*INSTRUCTION*
Pull out each line of the records holding the string "service".

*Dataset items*
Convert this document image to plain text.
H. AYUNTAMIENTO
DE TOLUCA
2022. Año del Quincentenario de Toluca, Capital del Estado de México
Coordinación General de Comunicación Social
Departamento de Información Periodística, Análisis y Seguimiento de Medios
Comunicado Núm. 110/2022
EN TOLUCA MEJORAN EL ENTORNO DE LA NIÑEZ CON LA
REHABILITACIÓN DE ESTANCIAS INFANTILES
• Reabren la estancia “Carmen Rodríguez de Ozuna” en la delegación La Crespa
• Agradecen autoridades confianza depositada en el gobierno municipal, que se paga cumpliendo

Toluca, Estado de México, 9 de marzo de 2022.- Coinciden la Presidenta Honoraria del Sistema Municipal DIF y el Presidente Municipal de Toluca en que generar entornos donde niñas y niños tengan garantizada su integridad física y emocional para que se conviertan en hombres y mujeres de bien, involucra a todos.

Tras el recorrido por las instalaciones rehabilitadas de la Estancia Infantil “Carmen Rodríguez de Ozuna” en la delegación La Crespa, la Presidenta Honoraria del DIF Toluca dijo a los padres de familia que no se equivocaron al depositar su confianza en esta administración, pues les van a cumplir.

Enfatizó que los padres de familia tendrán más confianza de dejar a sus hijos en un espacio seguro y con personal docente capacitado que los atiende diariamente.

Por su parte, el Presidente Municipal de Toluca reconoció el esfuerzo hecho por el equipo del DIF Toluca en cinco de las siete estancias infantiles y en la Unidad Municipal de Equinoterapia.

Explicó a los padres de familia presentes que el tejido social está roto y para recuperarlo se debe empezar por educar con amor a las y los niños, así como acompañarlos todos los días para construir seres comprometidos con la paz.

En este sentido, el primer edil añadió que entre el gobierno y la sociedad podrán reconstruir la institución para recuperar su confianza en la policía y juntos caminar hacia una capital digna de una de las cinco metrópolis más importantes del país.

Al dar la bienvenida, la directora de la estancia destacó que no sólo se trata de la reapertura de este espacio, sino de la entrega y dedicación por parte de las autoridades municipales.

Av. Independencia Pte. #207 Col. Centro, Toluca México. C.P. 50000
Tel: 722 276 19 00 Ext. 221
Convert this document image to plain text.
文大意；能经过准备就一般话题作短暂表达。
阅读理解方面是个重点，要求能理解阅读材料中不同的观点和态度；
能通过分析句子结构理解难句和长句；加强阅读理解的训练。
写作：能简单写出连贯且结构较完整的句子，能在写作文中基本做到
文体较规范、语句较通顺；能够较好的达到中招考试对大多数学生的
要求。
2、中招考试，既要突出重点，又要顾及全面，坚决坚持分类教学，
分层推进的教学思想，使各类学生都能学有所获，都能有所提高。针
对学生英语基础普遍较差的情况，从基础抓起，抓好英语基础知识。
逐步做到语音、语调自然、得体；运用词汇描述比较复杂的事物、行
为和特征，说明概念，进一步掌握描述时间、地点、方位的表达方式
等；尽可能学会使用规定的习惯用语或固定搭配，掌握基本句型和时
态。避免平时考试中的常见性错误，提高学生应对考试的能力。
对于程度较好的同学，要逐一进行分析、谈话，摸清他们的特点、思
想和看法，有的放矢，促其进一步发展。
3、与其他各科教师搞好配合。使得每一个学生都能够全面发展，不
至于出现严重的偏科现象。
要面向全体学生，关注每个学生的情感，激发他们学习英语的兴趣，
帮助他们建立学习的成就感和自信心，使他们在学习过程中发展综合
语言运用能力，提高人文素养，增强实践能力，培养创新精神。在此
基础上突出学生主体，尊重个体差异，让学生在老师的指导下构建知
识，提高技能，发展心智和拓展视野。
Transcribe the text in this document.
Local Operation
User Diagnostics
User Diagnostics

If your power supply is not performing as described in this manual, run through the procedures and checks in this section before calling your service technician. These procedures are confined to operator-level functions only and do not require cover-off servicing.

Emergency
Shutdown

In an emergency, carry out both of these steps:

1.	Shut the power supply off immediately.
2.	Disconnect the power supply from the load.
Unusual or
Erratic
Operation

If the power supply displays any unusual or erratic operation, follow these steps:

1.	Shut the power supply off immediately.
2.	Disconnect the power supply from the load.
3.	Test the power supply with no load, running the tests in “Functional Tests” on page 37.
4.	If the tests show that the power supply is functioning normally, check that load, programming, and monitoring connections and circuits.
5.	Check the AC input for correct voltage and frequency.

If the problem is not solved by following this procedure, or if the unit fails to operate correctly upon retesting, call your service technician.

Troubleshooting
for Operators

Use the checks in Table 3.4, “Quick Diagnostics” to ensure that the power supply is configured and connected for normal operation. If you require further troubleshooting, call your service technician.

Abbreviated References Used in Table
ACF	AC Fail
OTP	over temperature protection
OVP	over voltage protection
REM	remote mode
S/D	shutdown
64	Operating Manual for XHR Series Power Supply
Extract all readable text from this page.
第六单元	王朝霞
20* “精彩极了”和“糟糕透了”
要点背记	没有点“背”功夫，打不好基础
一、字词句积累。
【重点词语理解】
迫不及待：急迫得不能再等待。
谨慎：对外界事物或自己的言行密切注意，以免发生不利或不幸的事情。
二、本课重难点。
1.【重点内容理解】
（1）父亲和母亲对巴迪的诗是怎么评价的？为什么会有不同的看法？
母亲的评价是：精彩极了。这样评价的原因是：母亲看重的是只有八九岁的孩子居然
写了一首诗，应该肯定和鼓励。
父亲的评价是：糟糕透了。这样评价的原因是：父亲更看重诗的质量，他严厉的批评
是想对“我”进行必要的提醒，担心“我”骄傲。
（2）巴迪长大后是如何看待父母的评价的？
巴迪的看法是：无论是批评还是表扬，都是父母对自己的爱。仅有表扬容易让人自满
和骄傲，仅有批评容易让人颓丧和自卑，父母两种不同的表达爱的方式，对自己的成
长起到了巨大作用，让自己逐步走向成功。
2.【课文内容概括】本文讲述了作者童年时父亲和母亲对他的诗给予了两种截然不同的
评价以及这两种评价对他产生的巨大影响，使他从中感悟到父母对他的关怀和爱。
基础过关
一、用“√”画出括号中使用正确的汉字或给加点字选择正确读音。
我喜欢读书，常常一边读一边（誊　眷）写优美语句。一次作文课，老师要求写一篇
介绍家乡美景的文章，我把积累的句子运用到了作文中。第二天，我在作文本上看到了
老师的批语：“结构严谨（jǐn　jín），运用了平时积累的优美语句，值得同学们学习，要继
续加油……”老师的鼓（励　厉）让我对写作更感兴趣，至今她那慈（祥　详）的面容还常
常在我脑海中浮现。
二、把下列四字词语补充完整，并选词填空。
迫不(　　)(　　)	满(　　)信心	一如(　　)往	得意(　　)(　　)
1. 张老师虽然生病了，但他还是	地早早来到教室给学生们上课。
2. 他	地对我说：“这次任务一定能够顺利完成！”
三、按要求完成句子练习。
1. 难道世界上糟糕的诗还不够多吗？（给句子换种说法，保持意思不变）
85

*OUTPUT OF THE EXERCISE*
If your power supply is not performing as described in this manual, run through the procedures and checks in this section before calling your service technician. These procedures are confined to operator-level functions only and do not require cover-off servicing.
If the problem is not solved by following this procedure, or if the unit fails to operate correctly upon retesting, call your service technician.
Use the checks in Table 3.4, “Quick Diagnostics” to ensure that the power supply is configured and connected for normal operation. If you require further troubleshooting, call your service technician.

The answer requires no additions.